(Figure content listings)
>>>>
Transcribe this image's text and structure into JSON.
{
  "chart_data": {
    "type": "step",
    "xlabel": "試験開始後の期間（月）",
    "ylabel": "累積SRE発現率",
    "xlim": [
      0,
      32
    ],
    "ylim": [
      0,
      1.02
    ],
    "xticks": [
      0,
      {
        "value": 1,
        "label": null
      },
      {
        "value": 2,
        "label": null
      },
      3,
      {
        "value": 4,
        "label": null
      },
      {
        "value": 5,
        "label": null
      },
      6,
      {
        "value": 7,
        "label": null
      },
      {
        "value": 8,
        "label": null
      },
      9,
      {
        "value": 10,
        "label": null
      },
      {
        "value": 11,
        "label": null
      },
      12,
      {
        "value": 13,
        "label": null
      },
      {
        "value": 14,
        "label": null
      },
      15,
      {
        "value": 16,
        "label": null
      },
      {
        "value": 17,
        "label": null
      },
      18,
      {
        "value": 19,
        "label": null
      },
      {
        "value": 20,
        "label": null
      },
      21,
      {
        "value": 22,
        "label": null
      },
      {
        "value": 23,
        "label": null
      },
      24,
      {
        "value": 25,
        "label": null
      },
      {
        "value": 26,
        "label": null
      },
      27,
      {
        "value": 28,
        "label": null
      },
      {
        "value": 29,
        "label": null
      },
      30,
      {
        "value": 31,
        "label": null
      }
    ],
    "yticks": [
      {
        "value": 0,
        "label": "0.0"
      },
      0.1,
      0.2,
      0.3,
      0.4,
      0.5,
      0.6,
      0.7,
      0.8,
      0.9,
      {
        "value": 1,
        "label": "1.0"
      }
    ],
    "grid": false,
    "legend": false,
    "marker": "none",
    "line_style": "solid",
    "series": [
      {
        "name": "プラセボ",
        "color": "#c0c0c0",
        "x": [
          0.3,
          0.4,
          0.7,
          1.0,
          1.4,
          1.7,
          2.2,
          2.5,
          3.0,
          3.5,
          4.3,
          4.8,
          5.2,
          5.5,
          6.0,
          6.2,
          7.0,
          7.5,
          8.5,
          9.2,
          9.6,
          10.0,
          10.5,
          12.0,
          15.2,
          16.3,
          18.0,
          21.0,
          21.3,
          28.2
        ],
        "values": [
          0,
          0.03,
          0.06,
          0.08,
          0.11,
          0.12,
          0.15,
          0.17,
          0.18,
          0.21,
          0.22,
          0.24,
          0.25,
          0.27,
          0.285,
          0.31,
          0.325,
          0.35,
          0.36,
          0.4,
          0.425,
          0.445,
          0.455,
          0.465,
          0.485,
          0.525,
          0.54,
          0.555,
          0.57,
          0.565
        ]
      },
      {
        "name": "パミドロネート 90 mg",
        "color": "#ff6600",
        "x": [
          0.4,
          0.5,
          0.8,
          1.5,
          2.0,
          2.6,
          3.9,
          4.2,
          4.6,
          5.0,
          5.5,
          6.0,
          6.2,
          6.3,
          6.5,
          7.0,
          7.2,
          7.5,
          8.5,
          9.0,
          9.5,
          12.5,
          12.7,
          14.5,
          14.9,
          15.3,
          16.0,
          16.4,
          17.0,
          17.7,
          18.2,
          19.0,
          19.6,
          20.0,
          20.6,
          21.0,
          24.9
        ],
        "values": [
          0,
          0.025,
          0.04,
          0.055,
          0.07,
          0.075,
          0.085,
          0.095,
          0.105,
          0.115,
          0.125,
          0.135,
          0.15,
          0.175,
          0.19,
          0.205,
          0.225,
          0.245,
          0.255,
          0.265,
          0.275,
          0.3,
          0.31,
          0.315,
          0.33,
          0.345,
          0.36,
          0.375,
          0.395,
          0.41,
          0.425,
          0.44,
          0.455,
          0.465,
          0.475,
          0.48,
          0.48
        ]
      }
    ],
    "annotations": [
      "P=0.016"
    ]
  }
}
<<<<
### Exercise objective
Reproduce each record exactly as it appears.

### Written solution
Transcribe this image's text and structure into JSON.
{
  "chart_data": {
    "type": "step",
    "xlabel": "試験開始後の期間（月）",
    "ylabel": "累積SRE発現率",
    "xlim": [
      0,
      32
    ],
    "ylim": [
      0,
      1.02
    ],
    "xticks": [
      0,
      {
        "value": 1,
        "label": null
      },
      {
        "value": 2,
        "label": null
      },
      3,
      {
        "value": 4,
        "label": null
      },
      {
        "value": 5,
        "label": null
      },
      6,
      {
        "value": 7,
        "label": null
      },
      {
        "value": 8,
        "label": null
      },
      9,
      {
        "value": 10,
        "label": null
      },
      {
        "value": 11,
        "label": null
      },
      12,
      {
        "value": 13,
        "label": null
      },
      {
        "value": 14,
        "label": null
      },
      15,
      {
        "value": 16,
        "label": null
      },
      {
        "value": 17,
        "label": null
      },
      18,
      {
        "value": 19,
        "label": null
      },
      {
        "value": 20,
        "label": null
      },
      21,
      {
        "value": 22,
        "label": null
      },
      {
        "value": 23,
        "label": null
      },
      24,
      {
        "value": 25,
        "label": null
      },
      {
        "value": 26,
        "label": null
      },
      27,
      {
        "value": 28,
        "label": null
      },
      {
        "value": 29,
        "label": null
      },
      30,
      {
        "value": 31,
        "label": null
      }
    ],
    "yticks": [
      {
        "value": 0,
        "label": "0.0"
      },
      0.1,
      0.2,
      0.3,
      0.4,
      0.5,
      0.6,
      0.7,
      0.8,
      0.9,
      {
        "value": 1,
        "label": "1.0"
      }
    ],
    "grid": false,
    "legend": false,
    "marker": "none",
    "line_style": "solid",
    "series": [
      {
        "name": "プラセボ",
        "color": "#c0c0c0",
        "x": [
          0.3,
          0.4,
          0.7,
          1.0,
          1.4,
          1.7,
          2.2,
          2.5,
          3.0,
          3.5,
          4.3,
          4.8,
          5.2,
          5.5,
          6.0,
          6.2,
          7.0,
          7.5,
          8.5,
          9.2,
          9.6,
          10.0,
          10.5,
          12.0,
          15.2,
          16.3,
          18.0,
          21.0,
          21.3,
          28.2
        ],
        "values": [
          0,
          0.03,
          0.06,
          0.08,
          0.11,
          0.12,
          0.15,
          0.17,
          0.18,
          0.21,
          0.22,
          0.24,
          0.25,
          0.27,
          0.285,
          0.31,
          0.325,
          0.35,
          0.36,
          0.4,
          0.425,
          0.445,
          0.455,
          0.465,
          0.485,
          0.525,
          0.54,
          0.555,
          0.57,
          0.565
        ]
      },
      {
        "name": "パミドロネート 90 mg",
        "color": "#ff6600",
        "x": [
          0.4,
          0.5,
          0.8,
          1.5,
          2.0,
          2.6,
          3.9,
          4.2,
          4.6,
          5.0,
          5.5,
          6.0,
          6.2,
          6.3,
          6.5,
          7.0,
          7.2,
          7.5,
          8.5,
          9.0,
          9.5,
          12.5,
          12.7,
          14.5,
          14.9,
          15.3,
          16.0,
          16.4,
          17.0,
          17.7,
          18.2,
          19.0,
          19.6,
          20.0,
          20.6,
          21.0,
          24.9
        ],
        "values": [
          0,
          0.025,
          0.04,
          0.055,
          0.07,
          0.075,
          0.085,
          0.095,
          0.105,
          0.115,
          0.125,
          0.135,
          0.15,
          0.175,
          0.19,
          0.205,
          0.225,
          0.245,
          0.255,
          0.265,
          0.275,
          0.3,
          0.31,
          0.315,
          0.33,
          0.345,
          0.36,
          0.375,
          0.395,
          0.41,
          0.425,
          0.44,
          0.455,
          0.465,
          0.475,
          0.48,
          0.48
        ]
      }
    ],
    "annotations": [
      "P=0.016"
    ]
  }
}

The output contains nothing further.